▸ Exercise:
Repeat the whole of the data, keeping every detail the same.

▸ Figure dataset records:
§

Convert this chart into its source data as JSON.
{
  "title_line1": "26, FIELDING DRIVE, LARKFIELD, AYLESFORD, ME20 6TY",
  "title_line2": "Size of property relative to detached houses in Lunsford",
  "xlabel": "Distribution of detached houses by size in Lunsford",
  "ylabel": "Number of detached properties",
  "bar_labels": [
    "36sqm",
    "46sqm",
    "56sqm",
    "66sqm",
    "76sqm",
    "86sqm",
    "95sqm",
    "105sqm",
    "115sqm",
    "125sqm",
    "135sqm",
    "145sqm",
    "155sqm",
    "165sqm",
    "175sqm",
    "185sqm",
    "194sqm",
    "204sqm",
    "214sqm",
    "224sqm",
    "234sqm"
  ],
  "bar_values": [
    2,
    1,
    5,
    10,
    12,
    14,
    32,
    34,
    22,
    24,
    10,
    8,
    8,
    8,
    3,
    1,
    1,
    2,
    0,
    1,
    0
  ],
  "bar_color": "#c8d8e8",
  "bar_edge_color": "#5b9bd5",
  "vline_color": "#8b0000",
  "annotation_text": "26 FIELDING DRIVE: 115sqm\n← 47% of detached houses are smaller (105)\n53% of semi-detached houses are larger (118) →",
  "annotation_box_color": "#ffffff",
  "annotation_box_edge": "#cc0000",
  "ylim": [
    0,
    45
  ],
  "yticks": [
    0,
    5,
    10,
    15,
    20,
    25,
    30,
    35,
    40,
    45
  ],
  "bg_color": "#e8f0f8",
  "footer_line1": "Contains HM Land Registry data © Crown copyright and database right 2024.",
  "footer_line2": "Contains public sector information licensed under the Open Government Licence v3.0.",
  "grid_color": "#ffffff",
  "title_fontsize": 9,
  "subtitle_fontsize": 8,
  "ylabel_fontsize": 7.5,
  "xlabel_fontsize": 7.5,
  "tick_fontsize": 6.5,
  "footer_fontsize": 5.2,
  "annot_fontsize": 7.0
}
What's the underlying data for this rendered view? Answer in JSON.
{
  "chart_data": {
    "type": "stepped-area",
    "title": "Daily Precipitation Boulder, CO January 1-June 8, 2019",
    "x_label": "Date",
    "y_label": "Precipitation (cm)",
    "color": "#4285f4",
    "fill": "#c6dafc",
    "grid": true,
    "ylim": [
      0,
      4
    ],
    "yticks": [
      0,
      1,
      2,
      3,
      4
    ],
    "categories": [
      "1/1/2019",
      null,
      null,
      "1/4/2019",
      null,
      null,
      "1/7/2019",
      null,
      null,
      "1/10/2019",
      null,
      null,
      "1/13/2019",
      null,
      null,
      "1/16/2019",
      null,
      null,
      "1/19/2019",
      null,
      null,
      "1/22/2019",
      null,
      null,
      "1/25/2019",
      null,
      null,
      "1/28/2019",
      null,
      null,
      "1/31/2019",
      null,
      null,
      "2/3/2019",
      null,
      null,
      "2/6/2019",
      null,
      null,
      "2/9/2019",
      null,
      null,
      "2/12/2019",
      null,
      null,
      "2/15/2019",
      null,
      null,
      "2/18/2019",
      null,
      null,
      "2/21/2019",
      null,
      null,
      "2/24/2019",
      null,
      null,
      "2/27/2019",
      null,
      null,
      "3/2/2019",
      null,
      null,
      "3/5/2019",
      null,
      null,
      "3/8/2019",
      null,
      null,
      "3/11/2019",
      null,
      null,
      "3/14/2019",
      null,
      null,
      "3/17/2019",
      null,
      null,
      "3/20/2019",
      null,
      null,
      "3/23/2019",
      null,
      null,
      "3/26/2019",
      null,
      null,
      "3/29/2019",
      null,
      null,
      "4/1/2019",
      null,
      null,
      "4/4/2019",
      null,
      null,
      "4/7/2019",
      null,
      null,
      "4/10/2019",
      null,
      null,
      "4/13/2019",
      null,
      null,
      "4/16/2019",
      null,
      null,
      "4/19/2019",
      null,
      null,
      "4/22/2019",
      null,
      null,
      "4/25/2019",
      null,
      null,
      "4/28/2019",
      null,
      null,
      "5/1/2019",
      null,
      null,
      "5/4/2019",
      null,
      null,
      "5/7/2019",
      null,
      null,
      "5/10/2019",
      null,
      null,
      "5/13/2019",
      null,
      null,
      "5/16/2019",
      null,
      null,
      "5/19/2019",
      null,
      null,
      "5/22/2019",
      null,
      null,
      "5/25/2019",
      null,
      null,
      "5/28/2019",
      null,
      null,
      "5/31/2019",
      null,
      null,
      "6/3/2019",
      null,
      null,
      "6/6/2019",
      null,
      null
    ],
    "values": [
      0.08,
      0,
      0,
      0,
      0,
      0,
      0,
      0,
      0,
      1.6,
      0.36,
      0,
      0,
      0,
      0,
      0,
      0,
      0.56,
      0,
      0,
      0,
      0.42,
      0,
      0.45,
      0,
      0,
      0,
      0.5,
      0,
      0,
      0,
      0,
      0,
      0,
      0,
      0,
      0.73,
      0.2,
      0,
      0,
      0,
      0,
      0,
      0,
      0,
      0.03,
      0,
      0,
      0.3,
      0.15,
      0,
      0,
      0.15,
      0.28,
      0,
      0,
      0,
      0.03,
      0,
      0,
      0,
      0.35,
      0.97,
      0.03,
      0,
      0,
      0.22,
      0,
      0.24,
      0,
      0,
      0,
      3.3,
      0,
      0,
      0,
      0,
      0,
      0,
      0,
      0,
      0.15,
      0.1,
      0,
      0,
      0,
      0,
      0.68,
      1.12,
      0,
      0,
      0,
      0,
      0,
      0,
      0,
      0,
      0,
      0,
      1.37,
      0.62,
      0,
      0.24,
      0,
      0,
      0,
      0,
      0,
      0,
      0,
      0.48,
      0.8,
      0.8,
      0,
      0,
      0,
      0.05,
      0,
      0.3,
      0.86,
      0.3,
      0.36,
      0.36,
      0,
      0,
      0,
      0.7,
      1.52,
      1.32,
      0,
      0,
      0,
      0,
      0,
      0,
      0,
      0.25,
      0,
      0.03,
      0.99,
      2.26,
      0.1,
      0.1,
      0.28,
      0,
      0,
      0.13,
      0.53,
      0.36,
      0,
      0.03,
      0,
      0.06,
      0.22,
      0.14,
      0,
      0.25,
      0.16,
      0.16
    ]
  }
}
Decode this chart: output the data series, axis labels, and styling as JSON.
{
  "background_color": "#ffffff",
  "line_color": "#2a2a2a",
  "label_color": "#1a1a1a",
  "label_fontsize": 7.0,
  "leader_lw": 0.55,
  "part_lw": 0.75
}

§

▸ Solution:
Convert this chart into its source data as JSON.
{
  "title_line1": "26, FIELDING DRIVE, LARKFIELD, AYLESFORD, ME20 6TY",
  "title_line2": "Size of property relative to detached houses in Lunsford",
  "xlabel": "Distribution of detached houses by size in Lunsford",
  "ylabel": "Number of detached properties",
  "bar_labels": [
    "36sqm",
    "46sqm",
    "56sqm",
    "66sqm",
    "76sqm",
    "86sqm",
    "95sqm",
    "105sqm",
    "115sqm",
    "125sqm",
    "135sqm",
    "145sqm",
    "155sqm",
    "165sqm",
    "175sqm",
    "185sqm",
    "194sqm",
    "204sqm",
    "214sqm",
    "224sqm",
    "234sqm"
  ],
  "bar_values": [
    2,
    1,
    5,
    10,
    12,
    14,
    32,
    34,
    22,
    24,
    10,
    8,
    8,
    8,
    3,
    1,
    1,
    2,
    0,
    1,
    0
  ],
  "bar_color": "#c8d8e8",
  "bar_edge_color": "#5b9bd5",
  "vline_color": "#8b0000",
  "annotation_text": "26 FIELDING DRIVE: 115sqm\n← 47% of detached houses are smaller (105)\n53% of semi-detached houses are larger (118) →",
  "annotation_box_color": "#ffffff",
  "annotation_box_edge": "#cc0000",
  "ylim": [
    0,
    45
  ],
  "yticks": [
    0,
    5,
    10,
    15,
    20,
    25,
    30,
    35,
    40,
    45
  ],
  "bg_color": "#e8f0f8",
  "footer_line1": "Contains HM Land Registry data © Crown copyright and database right 2024.",
  "footer_line2": "Contains public sector information licensed under the Open Government Licence v3.0.",
  "grid_color": "#ffffff",
  "title_fontsize": 9,
  "subtitle_fontsize": 8,
  "ylabel_fontsize": 7.5,
  "xlabel_fontsize": 7.5,
  "tick_fontsize": 6.5,
  "footer_fontsize": 5.2,
  "annot_fontsize": 7.0
}
What's the underlying data for this rendered view? Answer in JSON.
{
  "chart_data": {
    "type": "stepped-area",
    "title": "Daily Precipitation Boulder, CO January 1-June 8, 2019",
    "x_label": "Date",
    "y_label": "Precipitation (cm)",
    "color": "#4285f4",
    "fill": "#c6dafc",
    "grid": true,
    "ylim": [
      0,
      4
    ],
    "yticks": [
      0,
      1,
      2,
      3,
      4
    ],
    "categories": [
      "1/1/2019",
      null,
      null,
      "1/4/2019",
      null,
      null,
      "1/7/2019",
      null,
      null,
      "1/10/2019",
      null,
      null,
      "1/13/2019",
      null,
      null,
      "1/16/2019",
      null,
      null,
      "1/19/2019",
      null,
      null,
      "1/22/2019",
      null,
      null,
      "1/25/2019",
      null,
      null,
      "1/28/2019",
      null,
      null,
      "1/31/2019",
      null,
      null,
      "2/3/2019",
      null,
      null,
      "2/6/2019",
      null,
      null,
      "2/9/2019",
      null,
      null,
      "2/12/2019",
      null,
      null,
      "2/15/2019",
      null,
      null,
      "2/18/2019",
      null,
      null,
      "2/21/2019",
      null,
      null,
      "2/24/2019",
      null,
      null,
      "2/27/2019",
      null,
      null,
      "3/2/2019",
      null,
      null,
      "3/5/2019",
      null,
      null,
      "3/8/2019",
      null,
      null,
      "3/11/2019",
      null,
      null,
      "3/14/2019",
      null,
      null,
      "3/17/2019",
      null,
      null,
      "3/20/2019",
      null,
      null,
      "3/23/2019",
      null,
      null,
      "3/26/2019",
      null,
      null,
      "3/29/2019",
      null,
      null,
      "4/1/2019",
      null,
      null,
      "4/4/2019",
      null,
      null,
      "4/7/2019",
      null,
      null,
      "4/10/2019",
      null,
      null,
      "4/13/2019",
      null,
      null,
      "4/16/2019",
      null,
      null,
      "4/19/2019",
      null,
      null,
      "4/22/2019",
      null,
      null,
      "4/25/2019",
      null,
      null,
      "4/28/2019",
      null,
      null,
      "5/1/2019",
      null,
      null,
      "5/4/2019",
      null,
      null,
      "5/7/2019",
      null,
      null,
      "5/10/2019",
      null,
      null,
      "5/13/2019",
      null,
      null,
      "5/16/2019",
      null,
      null,
      "5/19/2019",
      null,
      null,
      "5/22/2019",
      null,
      null,
      "5/25/2019",
      null,
      null,
      "5/28/2019",
      null,
      null,
      "5/31/2019",
      null,
      null,
      "6/3/2019",
      null,
      null,
      "6/6/2019",
      null,
      null
    ],
    "values": [
      0.08,
      0,
      0,
      0,
      0,
      0,
      0,
      0,
      0,
      1.6,
      0.36,
      0,
      0,
      0,
      0,
      0,
      0,
      0.56,
      0,
      0,
      0,
      0.42,
      0,
      0.45,
      0,
      0,
      0,
      0.5,
      0,
      0,
      0,
      0,
      0,
      0,
      0,
      0,
      0.73,
      0.2,
      0,
      0,
      0,
      0,
      0,
      0,
      0,
      0.03,
      0,
      0,
      0.3,
      0.15,
      0,
      0,
      0.15,
      0.28,
      0,
      0,
      0,
      0.03,
      0,
      0,
      0,
      0.35,
      0.97,
      0.03,
      0,
      0,
      0.22,
      0,
      0.24,
      0,
      0,
      0,
      3.3,
      0,
      0,
      0,
      0,
      0,
      0,
      0,
      0,
      0.15,
      0.1,
      0,
      0,
      0,
      0,
      0.68,
      1.12,
      0,
      0,
      0,
      0,
      0,
      0,
      0,
      0,
      0,
      0,
      1.37,
      0.62,
      0,
      0.24,
      0,
      0,
      0,
      0,
      0,
      0,
      0,
      0.48,
      0.8,
      0.8,
      0,
      0,
      0,
      0.05,
      0,
      0.3,
      0.86,
      0.3,
      0.36,
      0.36,
      0,
      0,
      0,
      0.7,
      1.52,
      1.32,
      0,
      0,
      0,
      0,
      0,
      0,
      0,
      0.25,
      0,
      0.03,
      0.99,
      2.26,
      0.1,
      0.1,
      0.28,
      0,
      0,
      0.13,
      0.53,
      0.36,
      0,
      0.03,
      0,
      0.06,
      0.22,
      0.14,
      0,
      0.25,
      0.16,
      0.16
    ]
  }
}
Decode this chart: output the data series, axis labels, and styling as JSON.
{
  "background_color": "#ffffff",
  "line_color": "#2a2a2a",
  "label_color": "#1a1a1a",
  "label_fontsize": 7.0,
  "leader_lw": 0.55,
  "part_lw": 0.75
}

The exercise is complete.